REQUEST 1
Name every technique or form that the passage on regional development agencies says should be used to assess delivery mechanisms and projects.
REQUEST 2
Pick up the passage on regional development agencies after its final sentence and write the next part.

What seems clear from the experiences with the Scottish RDAs and others
elsewhere (Hughes 1998) is that control over the strategic long-term objectives
and priorities of SE and HIE is necessary, but crucially there should not be
day-to-day interference in delivery mechanisms and projects. These latter
should be assessed through appropriate techniques and forms such as annual
reports, monitoring frameworks, targets, and performance criteria.
Much of
the debate over the effectiveness of RDAs in the European Union and of economic
development agencies more generally across the world has concerned
displacement. In other words, there is often a belief that such agencies merely
shift jobs and economic activity from urban areas in need of revitalization to
greenfield sites, and similarly from areas in need to other preferred
locations. The trade-off between the efficiency and the equity of policy
regimes therefore impacts accountability. In the evaluations of the "enterprise
zone" experiment in the United Kingdom (where very specific locations were able
to offer tax breaks and other subsidies to mobile manufacturing plants), much
was made of the need to demonstrate a net benefit associated with local
economic development efforts within the spatial context of the wider
region.

(Labeled box records)
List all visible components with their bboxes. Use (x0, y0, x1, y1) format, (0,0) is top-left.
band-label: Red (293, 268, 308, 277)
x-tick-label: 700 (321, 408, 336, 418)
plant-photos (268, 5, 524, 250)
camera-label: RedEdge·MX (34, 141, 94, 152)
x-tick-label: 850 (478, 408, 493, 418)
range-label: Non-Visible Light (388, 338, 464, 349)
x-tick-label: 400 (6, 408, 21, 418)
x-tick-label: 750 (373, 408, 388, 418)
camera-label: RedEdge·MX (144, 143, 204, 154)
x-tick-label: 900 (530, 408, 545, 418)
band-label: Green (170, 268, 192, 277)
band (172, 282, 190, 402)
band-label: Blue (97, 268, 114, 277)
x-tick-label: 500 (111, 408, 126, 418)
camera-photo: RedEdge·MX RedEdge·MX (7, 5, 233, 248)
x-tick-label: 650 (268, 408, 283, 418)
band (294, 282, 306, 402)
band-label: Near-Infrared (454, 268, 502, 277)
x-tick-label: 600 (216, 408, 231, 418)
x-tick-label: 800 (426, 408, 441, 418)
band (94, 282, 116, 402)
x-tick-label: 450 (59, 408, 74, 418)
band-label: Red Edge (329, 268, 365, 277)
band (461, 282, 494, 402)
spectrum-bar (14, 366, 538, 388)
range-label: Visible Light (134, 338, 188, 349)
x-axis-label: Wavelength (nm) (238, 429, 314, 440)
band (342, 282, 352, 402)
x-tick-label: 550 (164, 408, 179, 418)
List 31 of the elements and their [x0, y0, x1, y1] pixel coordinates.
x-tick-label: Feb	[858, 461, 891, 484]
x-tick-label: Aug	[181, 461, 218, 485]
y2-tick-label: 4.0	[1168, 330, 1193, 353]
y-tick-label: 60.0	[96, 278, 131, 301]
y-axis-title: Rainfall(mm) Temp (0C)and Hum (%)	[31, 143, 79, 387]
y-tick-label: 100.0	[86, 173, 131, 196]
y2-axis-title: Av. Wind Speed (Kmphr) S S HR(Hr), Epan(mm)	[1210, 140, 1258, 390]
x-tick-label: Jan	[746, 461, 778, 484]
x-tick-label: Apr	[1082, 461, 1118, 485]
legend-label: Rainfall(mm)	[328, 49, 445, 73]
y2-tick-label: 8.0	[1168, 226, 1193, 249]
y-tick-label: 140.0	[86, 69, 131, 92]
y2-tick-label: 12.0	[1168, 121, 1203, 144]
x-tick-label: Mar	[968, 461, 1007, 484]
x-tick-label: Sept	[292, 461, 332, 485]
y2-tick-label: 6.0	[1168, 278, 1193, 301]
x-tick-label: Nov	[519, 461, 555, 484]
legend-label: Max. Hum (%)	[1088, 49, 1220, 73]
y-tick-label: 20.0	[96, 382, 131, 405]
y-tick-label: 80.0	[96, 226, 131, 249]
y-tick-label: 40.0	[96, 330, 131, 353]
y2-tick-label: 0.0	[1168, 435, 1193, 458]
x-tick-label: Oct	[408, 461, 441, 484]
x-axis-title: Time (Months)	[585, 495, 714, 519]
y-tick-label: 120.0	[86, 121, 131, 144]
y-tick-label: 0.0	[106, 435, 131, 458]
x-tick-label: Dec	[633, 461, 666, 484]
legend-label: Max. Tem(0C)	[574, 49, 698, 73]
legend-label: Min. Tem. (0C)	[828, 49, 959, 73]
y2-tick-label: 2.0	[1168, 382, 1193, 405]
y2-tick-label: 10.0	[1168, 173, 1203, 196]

ANSWER 1
Annual reports, monitoring frameworks, targets, and performance criteria.

ANSWER 2
The concern
within the United Kingdom, and the European Union as a whole, over the
promotion of the simple redistribution of plants by local, regional and central
government policies has led to a series of regulations and controls over this
aspect of policy intervention. These regulations appear to be in contrast with
the United States, where authorities are more able to invite investment and so
to persuade companies to change their location decisions. Within the United
Kingdom there is a series of protocols over who can become involved in the
attraction of mobile investment. Only central government agencies can talk to
potential new investors in an area, and then only within tight guidelines. The
range of inducements and assistance available to local and regional development
agencies is likewise strongly constrained by higher levels of governance. Above
the national controls lies the European Commission, which periodically sets the
monetary and spatial limits and types of policy instruments allowed for nations
under the Commission. This regional policy environment is far more constrained
than are similar environments under the federal system of the United
States.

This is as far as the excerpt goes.